■ **Written task**
Copy out the data below as written; omit any images.
§
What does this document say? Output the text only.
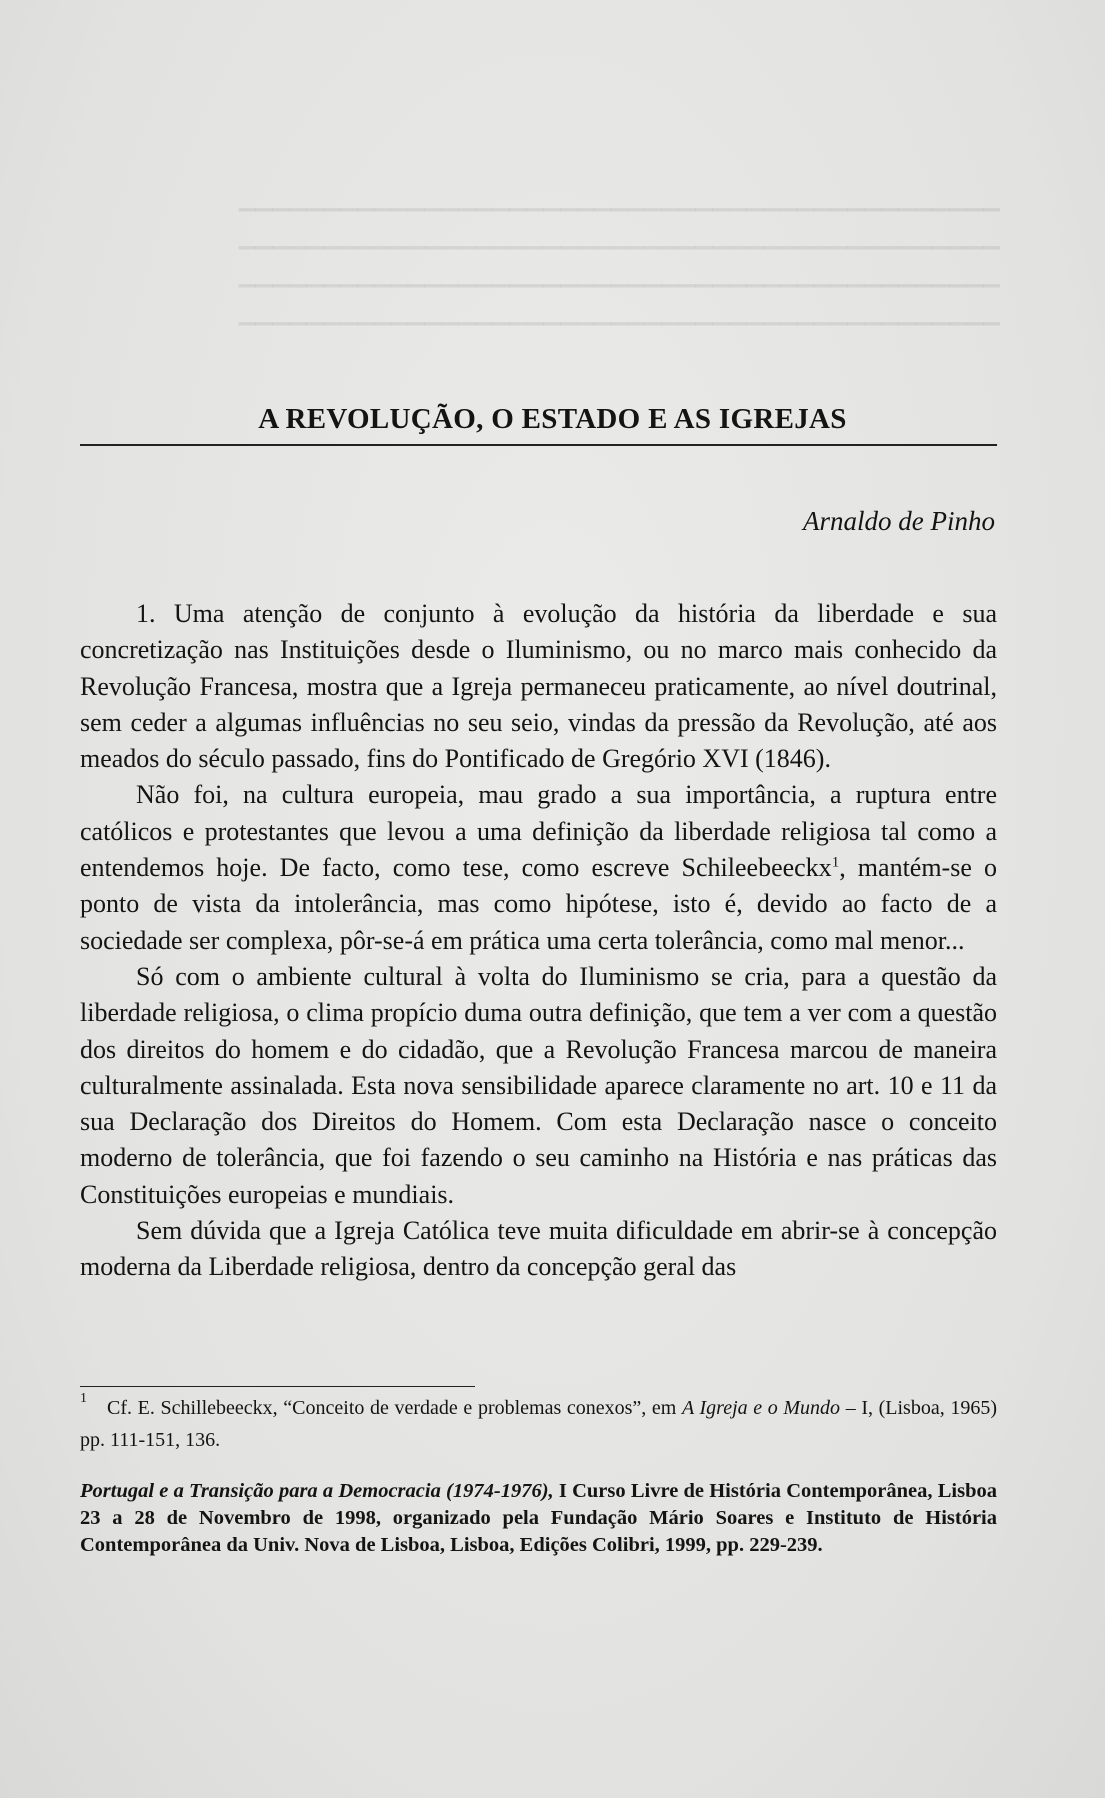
▁▁▁▁▁▁▁▁▁▁▁▁▁▁▁▁▁▁▁▁▁▁▁▁▁▁▁▁▁▁▁▁▁▁▁▁▁▁▁▁▁▁▁▁▁
▁▁▁▁▁▁▁▁▁▁▁▁▁▁▁▁▁▁▁▁▁▁▁▁▁▁▁▁▁▁▁▁▁▁▁▁▁▁▁▁▁▁▁▁▁
▁▁▁▁▁▁▁▁▁▁▁▁▁▁▁▁▁▁▁▁▁▁▁▁▁▁▁▁▁▁▁▁▁▁▁▁▁▁▁▁▁▁▁▁▁
▁▁▁▁▁▁▁▁▁▁▁▁▁▁▁▁▁▁▁▁▁▁▁▁▁▁▁▁▁▁▁▁▁▁▁▁▁▁▁▁▁▁▁▁▁
A REVOLUÇÃO, O ESTADO E AS IGREJAS
Arnaldo de Pinho

1. Uma atenção de conjunto à evolução da história da liberdade e sua concretização nas Instituições desde o Iluminismo, ou no marco mais conhecido da Revolução Francesa, mostra que a Igreja permaneceu praticamente, ao nível doutrinal, sem ceder a algumas influências no seu seio, vindas da pressão da Revolução, até aos meados do século passado, fins do Pontificado de Gregório XVI (1846).

Não foi, na cultura europeia, mau grado a sua importância, a ruptura entre católicos e protestantes que levou a uma definição da liberdade religiosa tal como a entendemos hoje. De facto, como tese, como escreve Schileebeeckx$^1$, mantém-se o ponto de vista da intolerância, mas como hipótese, isto é, devido ao facto de a sociedade ser complexa, pôr-se-á em prática uma certa tolerância, como mal menor...

Só com o ambiente cultural à volta do Iluminismo se cria, para a questão da liberdade religiosa, o clima propício duma outra definição, que tem a ver com a questão dos direitos do homem e do cidadão, que a Revolução Francesa marcou de maneira culturalmente assinalada. Esta nova sensibilidade aparece claramente no art. 10 e 11 da sua Declaração dos Direitos do Homem. Com esta Declaração nasce o conceito moderno de tolerância, que foi fazendo o seu caminho na História e nas práticas das Constituições europeias e mundiais.

Sem dúvida que a Igreja Católica teve muita dificuldade em abrir-se à concepção moderna da Liberdade religiosa, dentro da concepção geral das

1 Cf. E. Schillebeeckx, “Conceito de verdade e problemas conexos”, em A Igreja e o Mundo – I, (Lisboa, 1965) pp. 111-151, 136.
Portugal e a Transição para a Democracia (1974-1976), I Curso Livre de História Contemporânea, Lisboa 23 a 28 de Novembro de 1998, organizado pela Fundação Mário Soares e Instituto de História Contemporânea da Univ. Nova de Lisboa, Lisboa, Edições Colibri, 1999, pp. 229-239.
§
■ **Task solution**
What does this document say? Output the text only.
▁▁▁▁▁▁▁▁▁▁▁▁▁▁▁▁▁▁▁▁▁▁▁▁▁▁▁▁▁▁▁▁▁▁▁▁▁▁▁▁▁▁▁▁▁
▁▁▁▁▁▁▁▁▁▁▁▁▁▁▁▁▁▁▁▁▁▁▁▁▁▁▁▁▁▁▁▁▁▁▁▁▁▁▁▁▁▁▁▁▁
▁▁▁▁▁▁▁▁▁▁▁▁▁▁▁▁▁▁▁▁▁▁▁▁▁▁▁▁▁▁▁▁▁▁▁▁▁▁▁▁▁▁▁▁▁
▁▁▁▁▁▁▁▁▁▁▁▁▁▁▁▁▁▁▁▁▁▁▁▁▁▁▁▁▁▁▁▁▁▁▁▁▁▁▁▁▁▁▁▁▁
A REVOLUÇÃO, O ESTADO E AS IGREJAS
Arnaldo de Pinho

1. Uma atenção de conjunto à evolução da história da liberdade e sua concretização nas Instituições desde o Iluminismo, ou no marco mais conhecido da Revolução Francesa, mostra que a Igreja permaneceu praticamente, ao nível doutrinal, sem ceder a algumas influências no seu seio, vindas da pressão da Revolução, até aos meados do século passado, fins do Pontificado de Gregório XVI (1846).

Não foi, na cultura europeia, mau grado a sua importância, a ruptura entre católicos e protestantes que levou a uma definição da liberdade religiosa tal como a entendemos hoje. De facto, como tese, como escreve Schileebeeckx$^1$, mantém-se o ponto de vista da intolerância, mas como hipótese, isto é, devido ao facto de a sociedade ser complexa, pôr-se-á em prática uma certa tolerância, como mal menor...

Só com o ambiente cultural à volta do Iluminismo se cria, para a questão da liberdade religiosa, o clima propício duma outra definição, que tem a ver com a questão dos direitos do homem e do cidadão, que a Revolução Francesa marcou de maneira culturalmente assinalada. Esta nova sensibilidade aparece claramente no art. 10 e 11 da sua Declaração dos Direitos do Homem. Com esta Declaração nasce o conceito moderno de tolerância, que foi fazendo o seu caminho na História e nas práticas das Constituições europeias e mundiais.

Sem dúvida que a Igreja Católica teve muita dificuldade em abrir-se à concepção moderna da Liberdade religiosa, dentro da concepção geral das

1 Cf. E. Schillebeeckx, “Conceito de verdade e problemas conexos”, em A Igreja e o Mundo – I, (Lisboa, 1965) pp. 111-151, 136.
Portugal e a Transição para a Democracia (1974-1976), I Curso Livre de História Contemporânea, Lisboa 23 a 28 de Novembro de 1998, organizado pela Fundação Mário Soares e Instituto de História Contemporânea da Univ. Nova de Lisboa, Lisboa, Edições Colibri, 1999, pp. 229-239.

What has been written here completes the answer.